- **Written exercise**:
Every line below that includes "heard" counts toward the total. Report that total alone.

- **Given records**:

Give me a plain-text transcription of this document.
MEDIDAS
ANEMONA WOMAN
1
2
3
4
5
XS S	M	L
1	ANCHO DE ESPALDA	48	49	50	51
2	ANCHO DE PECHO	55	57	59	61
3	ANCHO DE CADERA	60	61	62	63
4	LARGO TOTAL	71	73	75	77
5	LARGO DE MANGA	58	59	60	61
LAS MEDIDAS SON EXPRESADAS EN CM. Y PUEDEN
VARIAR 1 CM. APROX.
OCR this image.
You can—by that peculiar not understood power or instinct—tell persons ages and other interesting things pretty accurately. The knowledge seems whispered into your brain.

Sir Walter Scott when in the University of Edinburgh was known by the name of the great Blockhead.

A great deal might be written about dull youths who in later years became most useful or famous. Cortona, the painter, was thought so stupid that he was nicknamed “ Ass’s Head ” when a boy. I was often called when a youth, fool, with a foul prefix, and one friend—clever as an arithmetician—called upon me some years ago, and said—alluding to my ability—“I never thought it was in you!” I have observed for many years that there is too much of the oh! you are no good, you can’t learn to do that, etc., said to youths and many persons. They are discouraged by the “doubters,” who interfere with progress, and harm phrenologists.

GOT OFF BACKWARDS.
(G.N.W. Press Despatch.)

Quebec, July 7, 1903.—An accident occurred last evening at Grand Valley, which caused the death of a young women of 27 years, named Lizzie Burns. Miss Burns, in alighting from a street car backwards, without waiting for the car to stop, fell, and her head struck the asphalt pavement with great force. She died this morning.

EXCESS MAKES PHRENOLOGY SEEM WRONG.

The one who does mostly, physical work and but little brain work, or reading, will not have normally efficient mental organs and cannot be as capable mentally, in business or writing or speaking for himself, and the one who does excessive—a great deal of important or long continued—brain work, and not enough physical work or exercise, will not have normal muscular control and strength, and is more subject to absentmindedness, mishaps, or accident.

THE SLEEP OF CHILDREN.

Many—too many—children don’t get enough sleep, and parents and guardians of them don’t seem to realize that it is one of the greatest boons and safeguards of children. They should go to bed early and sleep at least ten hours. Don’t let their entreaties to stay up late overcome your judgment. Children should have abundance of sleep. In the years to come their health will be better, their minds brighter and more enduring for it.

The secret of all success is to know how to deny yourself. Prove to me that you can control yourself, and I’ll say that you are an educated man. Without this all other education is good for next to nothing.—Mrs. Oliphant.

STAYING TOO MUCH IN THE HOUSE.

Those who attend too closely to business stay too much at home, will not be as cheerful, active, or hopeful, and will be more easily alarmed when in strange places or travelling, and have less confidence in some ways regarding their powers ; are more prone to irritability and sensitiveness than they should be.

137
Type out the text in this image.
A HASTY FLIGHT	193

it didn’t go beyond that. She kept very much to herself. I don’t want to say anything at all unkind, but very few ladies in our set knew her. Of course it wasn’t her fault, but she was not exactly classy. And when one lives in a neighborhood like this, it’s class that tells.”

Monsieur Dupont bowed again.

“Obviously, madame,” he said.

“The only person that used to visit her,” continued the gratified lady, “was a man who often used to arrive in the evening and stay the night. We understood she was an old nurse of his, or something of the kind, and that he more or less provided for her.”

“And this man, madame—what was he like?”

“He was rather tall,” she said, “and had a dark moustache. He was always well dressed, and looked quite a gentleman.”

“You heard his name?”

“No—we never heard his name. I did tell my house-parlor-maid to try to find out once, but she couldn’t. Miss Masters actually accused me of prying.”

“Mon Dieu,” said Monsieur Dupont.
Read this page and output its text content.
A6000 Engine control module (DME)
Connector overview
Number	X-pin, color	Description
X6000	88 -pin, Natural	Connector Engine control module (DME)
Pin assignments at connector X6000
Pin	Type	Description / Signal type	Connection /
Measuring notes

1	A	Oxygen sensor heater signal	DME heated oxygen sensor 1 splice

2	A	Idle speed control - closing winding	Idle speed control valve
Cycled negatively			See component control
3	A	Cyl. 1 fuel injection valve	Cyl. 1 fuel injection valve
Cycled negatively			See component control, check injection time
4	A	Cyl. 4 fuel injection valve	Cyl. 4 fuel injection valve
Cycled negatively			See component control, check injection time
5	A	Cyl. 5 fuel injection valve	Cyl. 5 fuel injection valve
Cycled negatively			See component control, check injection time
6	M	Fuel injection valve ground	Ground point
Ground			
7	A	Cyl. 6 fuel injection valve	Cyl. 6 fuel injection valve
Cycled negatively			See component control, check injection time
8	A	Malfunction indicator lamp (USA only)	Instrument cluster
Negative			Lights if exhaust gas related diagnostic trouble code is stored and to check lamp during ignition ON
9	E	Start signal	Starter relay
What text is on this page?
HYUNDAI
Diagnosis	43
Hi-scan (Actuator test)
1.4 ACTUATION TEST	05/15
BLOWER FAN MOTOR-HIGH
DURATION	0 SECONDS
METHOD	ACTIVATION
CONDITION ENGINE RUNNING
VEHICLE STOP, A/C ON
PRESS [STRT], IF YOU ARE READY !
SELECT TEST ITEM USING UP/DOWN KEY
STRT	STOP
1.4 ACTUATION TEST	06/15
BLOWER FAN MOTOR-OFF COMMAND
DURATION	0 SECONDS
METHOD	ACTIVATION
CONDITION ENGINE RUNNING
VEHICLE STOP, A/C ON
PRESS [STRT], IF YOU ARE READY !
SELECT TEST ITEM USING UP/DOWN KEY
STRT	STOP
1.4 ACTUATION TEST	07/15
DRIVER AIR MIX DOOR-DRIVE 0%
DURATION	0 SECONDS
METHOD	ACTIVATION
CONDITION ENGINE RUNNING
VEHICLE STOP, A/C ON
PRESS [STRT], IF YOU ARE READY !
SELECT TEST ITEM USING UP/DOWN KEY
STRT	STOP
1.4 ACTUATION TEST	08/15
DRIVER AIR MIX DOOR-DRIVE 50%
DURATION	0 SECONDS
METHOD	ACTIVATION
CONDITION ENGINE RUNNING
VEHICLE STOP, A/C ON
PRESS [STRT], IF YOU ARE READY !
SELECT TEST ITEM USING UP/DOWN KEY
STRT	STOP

- **Task answer**:
2